_Short exercise_
Write out these lines as a numbered list, skipping blank lines and leaving out the pictures.

Records in a dataset
——

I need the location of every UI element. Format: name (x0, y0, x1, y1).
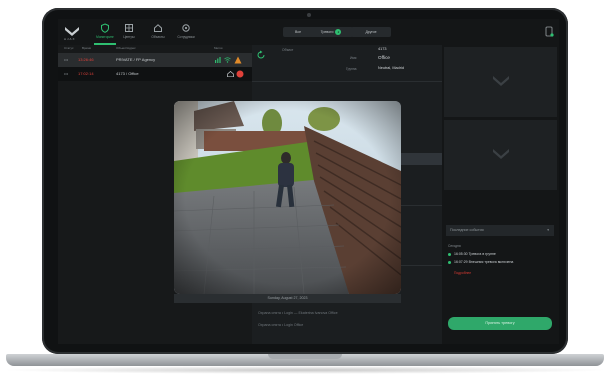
object-id-label: Объект (282, 48, 294, 52)
grid-icon (125, 24, 133, 32)
divider (252, 81, 442, 82)
app-screen: AJAX Мониторинг Центры Объекты Сотрудник… (58, 19, 559, 344)
events-dropdown[interactable]: Последние события ▾ (446, 225, 554, 236)
tab-alarms[interactable]: Тревоги 2 (309, 27, 353, 37)
column-header: Объект/Адрес (116, 46, 136, 50)
chevron-down-icon: ▾ (547, 228, 549, 232)
laptop-notch (268, 354, 342, 359)
history-row[interactable]: Охрана снята • Login Office (252, 319, 442, 331)
refresh-icon[interactable] (256, 50, 266, 60)
camera-tile[interactable] (444, 120, 557, 190)
events-date-label: Сегодня (448, 244, 461, 248)
nav-centers[interactable]: Центры (118, 23, 140, 39)
nav-monitoring[interactable]: Мониторинг (94, 23, 116, 39)
ajax-logo-icon (65, 27, 79, 36)
alarm-status-icon (236, 70, 244, 78)
column-header: Статус (64, 46, 74, 50)
gear-icon (182, 24, 190, 32)
shield-icon (101, 23, 109, 33)
object-name-label: Имя (350, 56, 357, 60)
signal-icon (215, 57, 221, 63)
video-verification-popup[interactable] (174, 101, 401, 294)
dropdown-label: Последние события (450, 228, 484, 232)
nav-label: Объекты (151, 35, 165, 39)
top-bar: AJAX Мониторинг Центры Объекты Сотрудник… (58, 19, 559, 46)
event-history: Охрана снята • Login — Ekaterina Ivanova… (252, 307, 442, 331)
video-timestamp: Sunday, August 27, 2023 (174, 294, 401, 303)
row-object: PRIVATE / FP Agency (116, 57, 156, 62)
laptop-shadow (0, 366, 610, 374)
row-object: 4173 / Office (116, 71, 139, 76)
event-item[interactable]: 16:05:30 Тревога в группе (448, 252, 496, 256)
nav-label: Сотрудники (177, 35, 195, 39)
object-group-label: Группа (346, 67, 357, 71)
object-name-value: Office (378, 55, 390, 60)
row-menu-icon[interactable]: ••• (64, 67, 68, 81)
nav-label: Мониторинг (96, 35, 114, 39)
accept-alarm-button[interactable]: Принять тревогу (448, 317, 552, 330)
nav-label: Центры (123, 35, 135, 39)
wifi-icon (224, 57, 231, 63)
house-icon (227, 71, 234, 77)
tab-label: Другое (365, 30, 377, 34)
details-link[interactable]: Подробнее (454, 271, 471, 275)
tab-label: Тревоги (320, 30, 334, 34)
event-dot-icon (448, 252, 451, 256)
nav-objects[interactable]: Объекты (147, 23, 169, 39)
alarm-count-badge: 2 (335, 29, 342, 36)
tab-label: Все (294, 30, 302, 34)
row-time: 13:26:46 (78, 57, 94, 62)
nav-staff[interactable]: Сотрудники (175, 23, 197, 39)
camera-placeholder-icon (493, 149, 509, 159)
row-menu-icon[interactable]: ••• (64, 53, 68, 67)
object-id-value: 4173 (378, 47, 387, 51)
history-row[interactable]: Охрана снята • Login — Ekaterina Ivanova… (252, 307, 442, 319)
user-icon[interactable] (545, 26, 554, 37)
tab-other[interactable]: Другое (351, 27, 391, 37)
object-group-value: Neutral, Madrid (378, 66, 404, 70)
logo-text: AJAX (64, 37, 76, 41)
event-text: 16:05:30 Тревога в группе (454, 252, 496, 256)
column-header: Время (82, 46, 92, 50)
event-text: 16:07:29 Внешняя тревога включена (454, 260, 514, 264)
table-row[interactable]: ••• 13:26:46 PRIVATE / FP Agency (58, 53, 252, 67)
event-dot-icon (448, 260, 451, 264)
home-icon (154, 24, 162, 32)
row-time: 17:02:14 (78, 71, 94, 76)
camera-panel: Последние события ▾ Сегодня 16:05:30 Тре… (442, 45, 559, 344)
event-item[interactable]: 16:07:29 Внешняя тревога включена (448, 260, 513, 264)
alert-icon (234, 56, 242, 64)
camera-tile[interactable] (444, 47, 557, 117)
camera-placeholder-icon (493, 76, 509, 86)
webcam-dot (307, 13, 311, 17)
column-header: Метки (214, 46, 223, 50)
camera-video-frame (174, 101, 401, 294)
table-row[interactable]: ••• 17:02:14 4173 / Office (58, 67, 252, 81)
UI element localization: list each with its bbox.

——

_Exercise output_
1. I need the location of every UI element. Format: name (x0, y0, x1, y1).
2. object-id-label: Объект (282, 48, 294, 52)
3. grid-icon (125, 24, 133, 32)
4. divider (252, 81, 442, 82)
5. app-screen: AJAX Мониторинг Центры Объекты Сотрудник… (58, 19, 559, 344)
6. events-dropdown[interactable]: Последние события ▾ (446, 225, 554, 236)
7. tab-alarms[interactable]: Тревоги 2 (309, 27, 353, 37)
8. column-header: Объект/Адрес (116, 46, 136, 50)
9. chevron-down-icon: ▾ (547, 228, 549, 232)
10. laptop-notch (268, 354, 342, 359)
11. history-row[interactable]: Охрана снята • Login Office (252, 319, 442, 331)
12. refresh-icon[interactable] (256, 50, 266, 60)
13. camera-tile[interactable] (444, 120, 557, 190)
14. events-date-label: Сегодня (448, 244, 461, 248)
15. nav-centers[interactable]: Центры (118, 23, 140, 39)
16. nav-monitoring[interactable]: Мониторинг (94, 23, 116, 39)
17. ajax-logo-icon (65, 27, 79, 36)
18. alarm-status-icon (236, 70, 244, 78)
19. column-header: Статус (64, 46, 74, 50)
20. gear-icon (182, 24, 190, 32)
21. shield-icon (101, 23, 109, 33)
22. object-name-label: Имя (350, 56, 357, 60)
23. signal-icon (215, 57, 221, 63)
24. video-verification-popup[interactable] (174, 101, 401, 294)
25. dropdown-label: Последние события (450, 228, 484, 232)
26. nav-label: Объекты (151, 35, 165, 39)
27. top-bar: AJAX Мониторинг Центры Объекты Сотрудник… (58, 19, 559, 46)
28. event-history: Охрана снята • Login — Ekaterina Ivanova… (252, 307, 442, 331)
29. video-timestamp: Sunday, August 27, 2023 (174, 294, 401, 303)
30. row-object: PRIVATE / FP Agency (116, 57, 156, 62)
31. laptop-shadow (0, 366, 610, 374)
32. row-object: 4173 / Office (116, 71, 139, 76)
33. event-item[interactable]: 16:05:30 Тревога в группе (448, 252, 496, 256)
34. nav-label: Сотрудники (177, 35, 195, 39)
35. object-group-label: Группа (346, 67, 357, 71)
36. object-name-value: Office (378, 55, 390, 60)
37. row-menu-icon[interactable]: ••• (64, 67, 68, 81)
38. nav-label: Мониторинг (96, 35, 114, 39)
39. accept-alarm-button[interactable]: Принять тревогу (448, 317, 552, 330)
40. nav-label: Центры (123, 35, 135, 39)
41. wifi-icon (224, 57, 231, 63)
42. house-icon (227, 71, 234, 77)
43. tab-label: Другое (365, 30, 377, 34)
44. details-link[interactable]: Подробнее (454, 271, 471, 275)
45. tab-label: Тревоги (320, 30, 334, 34)
46. event-dot-icon (448, 252, 451, 256)
47. nav-objects[interactable]: Объекты (147, 23, 169, 39)
48. alarm-count-badge: 2 (335, 29, 342, 36)
49. tab-label: Все (294, 30, 302, 34)
50. row-time: 13:26:46 (78, 57, 94, 62)
51. nav-staff[interactable]: Сотрудники (175, 23, 197, 39)
52. camera-placeholder-icon (493, 149, 509, 159)
53. row-menu-icon[interactable]: ••• (64, 53, 68, 67)
54. object-id-value: 4173 (378, 47, 387, 51)
55. history-row[interactable]: Охрана снята • Login — Ekaterina Ivanova… (252, 307, 442, 319)
56. user-icon[interactable] (545, 26, 554, 37)
57. tab-other[interactable]: Другое (351, 27, 391, 37)
58. object-group-value: Neutral, Madrid (378, 66, 404, 70)
59. logo-text: AJAX (64, 37, 76, 41)
60. event-text: 16:05:30 Тревога в группе (454, 252, 496, 256)
61. column-header: Время (82, 46, 92, 50)
62. event-text: 16:07:29 Внешняя тревога включена (454, 260, 514, 264)
63. table-row[interactable]: ••• 13:26:46 PRIVATE / FP Agency (58, 53, 252, 67)
64. event-dot-icon (448, 260, 451, 264)
65. home-icon (154, 24, 162, 32)
66. row-time: 17:02:14 (78, 71, 94, 76)
67. camera-panel: Последние события ▾ Сегодня 16:05:30 Тре… (442, 45, 559, 344)
68. event-item[interactable]: 16:07:29 Внешняя тревога включена (448, 260, 513, 264)
69. alert-icon (234, 56, 242, 64)
70. camera-tile[interactable] (444, 47, 557, 117)
71. camera-placeholder-icon (493, 76, 509, 86)
72. webcam-dot (307, 13, 311, 17)
73. column-header: Метки (214, 46, 223, 50)
74. camera-video-frame (174, 101, 401, 294)
75. table-row[interactable]: ••• 17:02:14 4173 / Office (58, 67, 252, 81)
76. UI element localization: list each with its bbox.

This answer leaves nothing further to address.